- _What needs to be done_:
Repeat the material below word for word and leave out all pictures.

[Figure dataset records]
|---|
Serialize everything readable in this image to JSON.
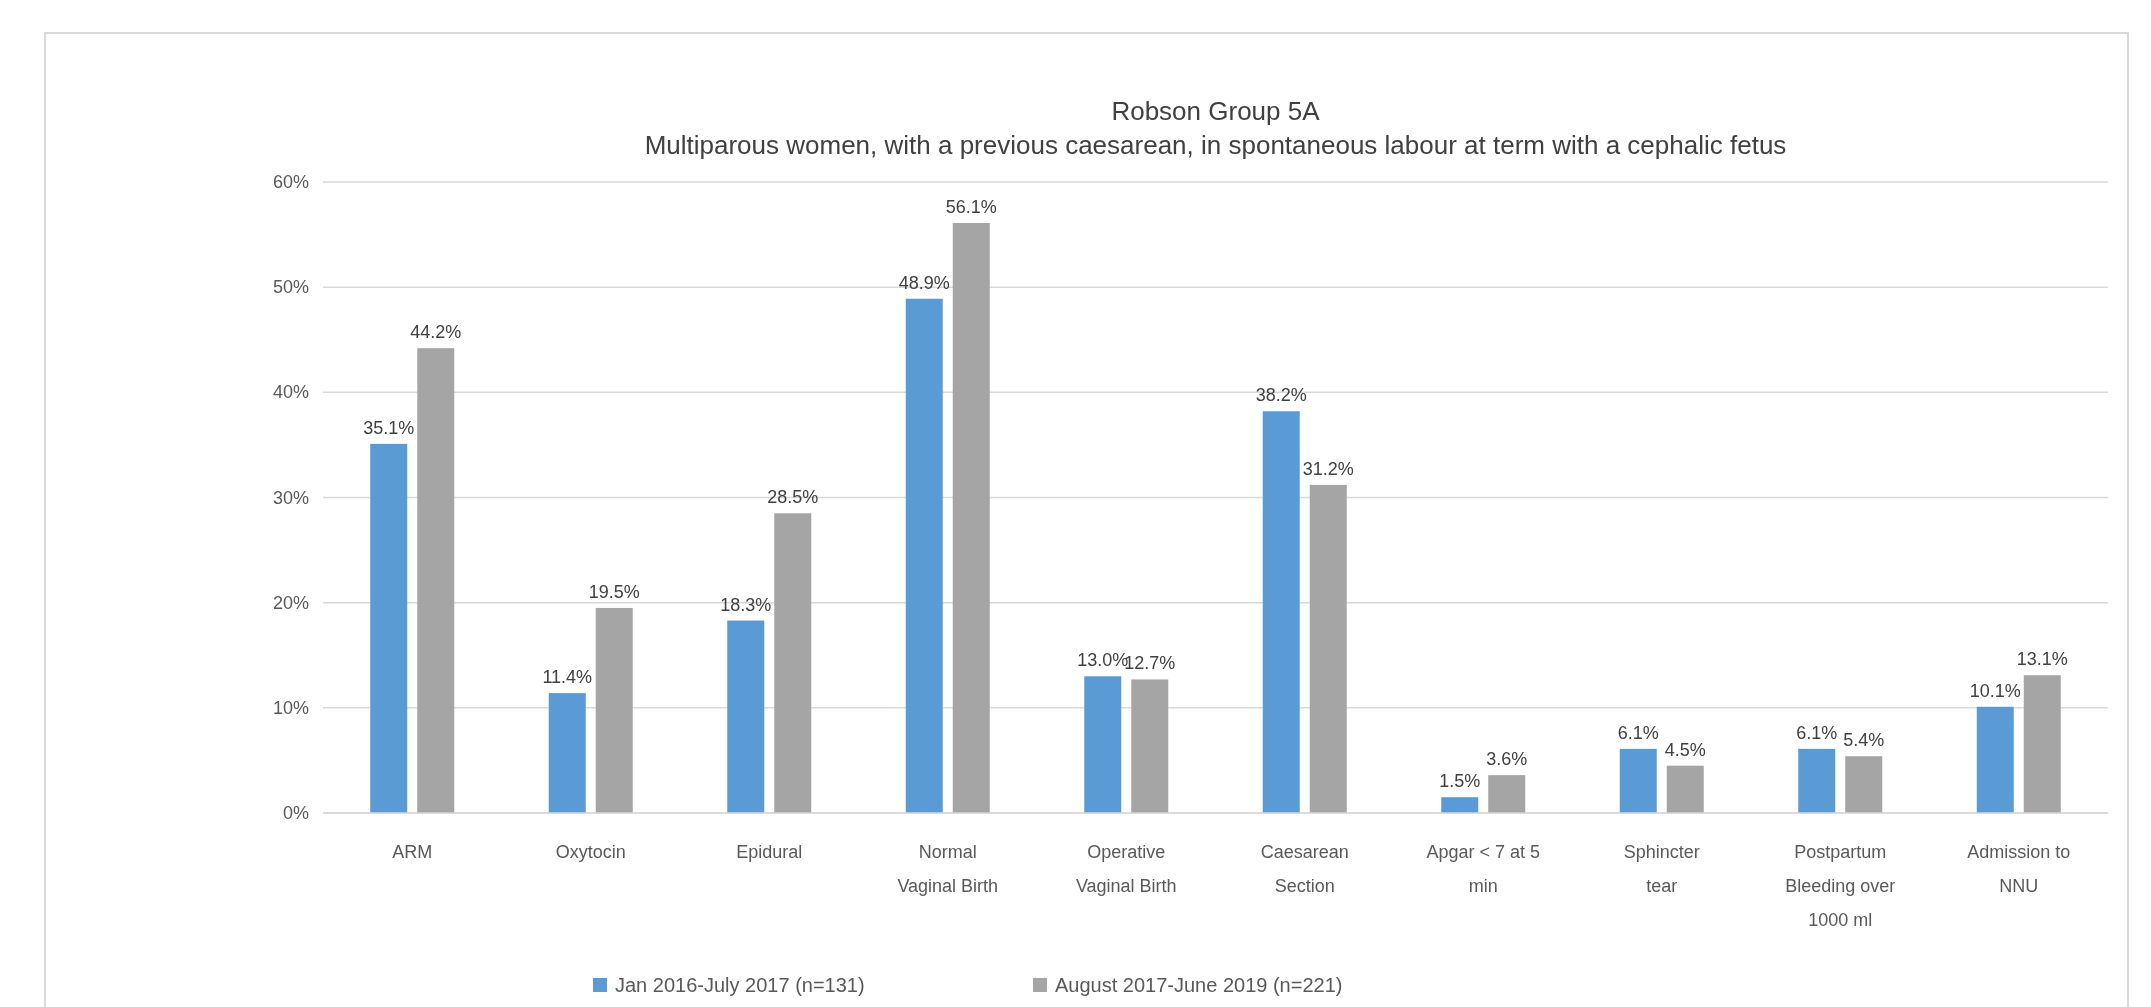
{
  "chart_data": {
    "type": "bar",
    "title": "Robson Group 5A",
    "subtitle": "Multiparous women, with a previous caesarean, in spontaneous labour at term with a cephalic fetus",
    "categories": [
      "ARM",
      "Oxytocin",
      "Epidural",
      "Normal\nVaginal Birth",
      "Operative\nVaginal Birth",
      "Caesarean\nSection",
      "Apgar < 7 at 5\nmin",
      "Sphincter\ntear",
      "Postpartum\nBleeding over\n1000 ml",
      "Admission to\nNNU"
    ],
    "series": [
      {
        "name": "Jan 2016-July 2017 (n=131)",
        "color": "#5b9bd5",
        "values": [
          35.1,
          11.4,
          18.3,
          48.9,
          13.0,
          38.2,
          1.5,
          6.1,
          6.1,
          10.1
        ],
        "value_labels": [
          "35.1%",
          "11.4%",
          "18.3%",
          "48.9%",
          "13.0%",
          "38.2%",
          "1.5%",
          "6.1%",
          "6.1%",
          "10.1%"
        ]
      },
      {
        "name": "August 2017-June 2019 (n=221)",
        "color": "#a5a5a5",
        "values": [
          44.2,
          19.5,
          28.5,
          56.1,
          12.7,
          31.2,
          3.6,
          4.5,
          5.4,
          13.1
        ],
        "value_labels": [
          "44.2%",
          "19.5%",
          "28.5%",
          "56.1%",
          "12.7%",
          "31.2%",
          "3.6%",
          "4.5%",
          "5.4%",
          "13.1%"
        ]
      }
    ],
    "ylim": [
      0,
      60
    ],
    "yticks": [
      {
        "value": 0,
        "label": "0%"
      },
      {
        "value": 10,
        "label": "10%"
      },
      {
        "value": 20,
        "label": "20%"
      },
      {
        "value": 30,
        "label": "30%"
      },
      {
        "value": 40,
        "label": "40%"
      },
      {
        "value": 50,
        "label": "50%"
      },
      {
        "value": 60,
        "label": "60%"
      }
    ],
    "grid": "y",
    "legend": "bottom"
  }
}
|---|
- _Solution for this problem_:
Serialize everything readable in this image to JSON.
{
  "chart_data": {
    "type": "bar",
    "title": "Robson Group 5A",
    "subtitle": "Multiparous women, with a previous caesarean, in spontaneous labour at term with a cephalic fetus",
    "categories": [
      "ARM",
      "Oxytocin",
      "Epidural",
      "Normal\nVaginal Birth",
      "Operative\nVaginal Birth",
      "Caesarean\nSection",
      "Apgar < 7 at 5\nmin",
      "Sphincter\ntear",
      "Postpartum\nBleeding over\n1000 ml",
      "Admission to\nNNU"
    ],
    "series": [
      {
        "name": "Jan 2016-July 2017 (n=131)",
        "color": "#5b9bd5",
        "values": [
          35.1,
          11.4,
          18.3,
          48.9,
          13.0,
          38.2,
          1.5,
          6.1,
          6.1,
          10.1
        ],
        "value_labels": [
          "35.1%",
          "11.4%",
          "18.3%",
          "48.9%",
          "13.0%",
          "38.2%",
          "1.5%",
          "6.1%",
          "6.1%",
          "10.1%"
        ]
      },
      {
        "name": "August 2017-June 2019 (n=221)",
        "color": "#a5a5a5",
        "values": [
          44.2,
          19.5,
          28.5,
          56.1,
          12.7,
          31.2,
          3.6,
          4.5,
          5.4,
          13.1
        ],
        "value_labels": [
          "44.2%",
          "19.5%",
          "28.5%",
          "56.1%",
          "12.7%",
          "31.2%",
          "3.6%",
          "4.5%",
          "5.4%",
          "13.1%"
        ]
      }
    ],
    "ylim": [
      0,
      60
    ],
    "yticks": [
      {
        "value": 0,
        "label": "0%"
      },
      {
        "value": 10,
        "label": "10%"
      },
      {
        "value": 20,
        "label": "20%"
      },
      {
        "value": 30,
        "label": "30%"
      },
      {
        "value": 40,
        "label": "40%"
      },
      {
        "value": 50,
        "label": "50%"
      },
      {
        "value": 60,
        "label": "60%"
      }
    ],
    "grid": "y",
    "legend": "bottom"
  }
}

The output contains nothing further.